=== The problem ===
Within the data below, state how many lines contain the string "Class". Provide the number only.
######
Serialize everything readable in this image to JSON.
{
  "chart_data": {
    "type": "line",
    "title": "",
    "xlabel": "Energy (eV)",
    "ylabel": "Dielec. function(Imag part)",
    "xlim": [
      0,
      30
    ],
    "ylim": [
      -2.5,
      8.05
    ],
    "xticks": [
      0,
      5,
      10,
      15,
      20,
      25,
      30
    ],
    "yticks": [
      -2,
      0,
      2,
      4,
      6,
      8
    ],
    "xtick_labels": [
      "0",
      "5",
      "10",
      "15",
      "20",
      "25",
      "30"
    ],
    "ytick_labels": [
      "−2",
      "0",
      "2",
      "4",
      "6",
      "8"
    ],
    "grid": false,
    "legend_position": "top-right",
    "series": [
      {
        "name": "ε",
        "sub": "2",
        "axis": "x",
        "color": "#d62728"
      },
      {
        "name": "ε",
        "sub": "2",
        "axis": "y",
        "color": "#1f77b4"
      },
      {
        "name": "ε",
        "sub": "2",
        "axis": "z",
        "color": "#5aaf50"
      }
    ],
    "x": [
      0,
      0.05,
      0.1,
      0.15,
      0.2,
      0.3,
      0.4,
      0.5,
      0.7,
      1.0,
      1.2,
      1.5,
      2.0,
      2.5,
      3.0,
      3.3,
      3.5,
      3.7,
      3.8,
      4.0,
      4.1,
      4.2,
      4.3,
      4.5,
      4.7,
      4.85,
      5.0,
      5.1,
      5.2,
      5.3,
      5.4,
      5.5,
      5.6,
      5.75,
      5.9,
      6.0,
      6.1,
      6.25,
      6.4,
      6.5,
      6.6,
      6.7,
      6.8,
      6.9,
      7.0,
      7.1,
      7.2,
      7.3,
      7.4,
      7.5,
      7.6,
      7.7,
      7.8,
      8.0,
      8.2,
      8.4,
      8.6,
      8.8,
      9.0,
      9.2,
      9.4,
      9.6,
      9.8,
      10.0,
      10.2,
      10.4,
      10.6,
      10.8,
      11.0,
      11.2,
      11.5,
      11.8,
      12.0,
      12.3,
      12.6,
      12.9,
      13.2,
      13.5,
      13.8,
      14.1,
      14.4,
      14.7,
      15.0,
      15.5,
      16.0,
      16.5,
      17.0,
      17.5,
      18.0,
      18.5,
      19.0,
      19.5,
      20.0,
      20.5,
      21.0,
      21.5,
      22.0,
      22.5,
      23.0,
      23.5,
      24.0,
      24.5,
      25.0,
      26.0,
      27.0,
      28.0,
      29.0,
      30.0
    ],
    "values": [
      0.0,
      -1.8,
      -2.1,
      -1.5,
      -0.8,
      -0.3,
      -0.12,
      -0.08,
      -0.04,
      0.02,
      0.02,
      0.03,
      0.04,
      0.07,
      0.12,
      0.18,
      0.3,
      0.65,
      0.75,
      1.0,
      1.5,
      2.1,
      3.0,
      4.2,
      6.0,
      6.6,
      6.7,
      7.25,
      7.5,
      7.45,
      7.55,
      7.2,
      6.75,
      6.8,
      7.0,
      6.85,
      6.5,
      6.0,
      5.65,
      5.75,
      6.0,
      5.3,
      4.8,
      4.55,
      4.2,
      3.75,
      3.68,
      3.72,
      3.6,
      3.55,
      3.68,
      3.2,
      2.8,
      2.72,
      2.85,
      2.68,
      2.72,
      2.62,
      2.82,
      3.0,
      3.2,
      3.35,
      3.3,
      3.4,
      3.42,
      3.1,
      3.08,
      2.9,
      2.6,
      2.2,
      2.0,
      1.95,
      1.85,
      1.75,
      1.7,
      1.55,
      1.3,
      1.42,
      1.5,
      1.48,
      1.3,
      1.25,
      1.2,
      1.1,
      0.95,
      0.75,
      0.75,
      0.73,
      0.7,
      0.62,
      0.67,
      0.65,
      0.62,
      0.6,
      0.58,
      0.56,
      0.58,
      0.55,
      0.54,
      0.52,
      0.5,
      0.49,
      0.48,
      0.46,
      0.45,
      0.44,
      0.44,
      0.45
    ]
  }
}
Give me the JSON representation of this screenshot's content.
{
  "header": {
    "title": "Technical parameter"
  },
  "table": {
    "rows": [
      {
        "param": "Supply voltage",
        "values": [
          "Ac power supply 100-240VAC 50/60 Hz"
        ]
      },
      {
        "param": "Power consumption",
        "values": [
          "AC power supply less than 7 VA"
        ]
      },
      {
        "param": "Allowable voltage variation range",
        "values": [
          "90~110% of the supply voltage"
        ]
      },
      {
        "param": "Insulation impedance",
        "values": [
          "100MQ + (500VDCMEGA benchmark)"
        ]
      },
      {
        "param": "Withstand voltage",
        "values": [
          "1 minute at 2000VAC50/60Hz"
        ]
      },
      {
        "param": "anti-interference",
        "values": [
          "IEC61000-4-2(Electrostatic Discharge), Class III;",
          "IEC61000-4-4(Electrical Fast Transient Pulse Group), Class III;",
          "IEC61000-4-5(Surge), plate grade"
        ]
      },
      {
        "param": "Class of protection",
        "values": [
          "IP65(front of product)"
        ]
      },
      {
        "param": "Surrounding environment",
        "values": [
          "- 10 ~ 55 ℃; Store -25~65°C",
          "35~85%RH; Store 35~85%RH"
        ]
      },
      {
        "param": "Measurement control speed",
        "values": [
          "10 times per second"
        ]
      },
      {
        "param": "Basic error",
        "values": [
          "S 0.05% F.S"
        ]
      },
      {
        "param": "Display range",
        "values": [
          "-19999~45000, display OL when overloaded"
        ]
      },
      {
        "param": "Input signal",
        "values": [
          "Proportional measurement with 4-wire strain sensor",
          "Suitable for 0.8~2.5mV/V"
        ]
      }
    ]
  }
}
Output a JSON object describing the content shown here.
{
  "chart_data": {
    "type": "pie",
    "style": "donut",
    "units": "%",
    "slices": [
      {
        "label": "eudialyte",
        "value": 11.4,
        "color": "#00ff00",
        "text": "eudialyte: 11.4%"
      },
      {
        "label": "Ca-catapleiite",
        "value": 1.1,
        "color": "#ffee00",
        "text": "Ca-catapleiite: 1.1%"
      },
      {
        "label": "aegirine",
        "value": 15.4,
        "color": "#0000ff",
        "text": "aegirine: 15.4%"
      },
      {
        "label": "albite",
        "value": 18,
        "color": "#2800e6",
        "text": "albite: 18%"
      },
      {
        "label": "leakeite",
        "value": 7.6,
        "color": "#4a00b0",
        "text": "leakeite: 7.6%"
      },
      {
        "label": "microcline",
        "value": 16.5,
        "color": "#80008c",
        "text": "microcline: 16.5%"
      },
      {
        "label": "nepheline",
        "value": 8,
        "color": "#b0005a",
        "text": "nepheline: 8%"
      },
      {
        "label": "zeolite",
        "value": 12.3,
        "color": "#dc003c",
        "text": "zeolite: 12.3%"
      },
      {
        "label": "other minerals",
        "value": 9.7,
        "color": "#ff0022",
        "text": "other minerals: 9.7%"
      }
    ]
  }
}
######
=== Finished exercise ===
3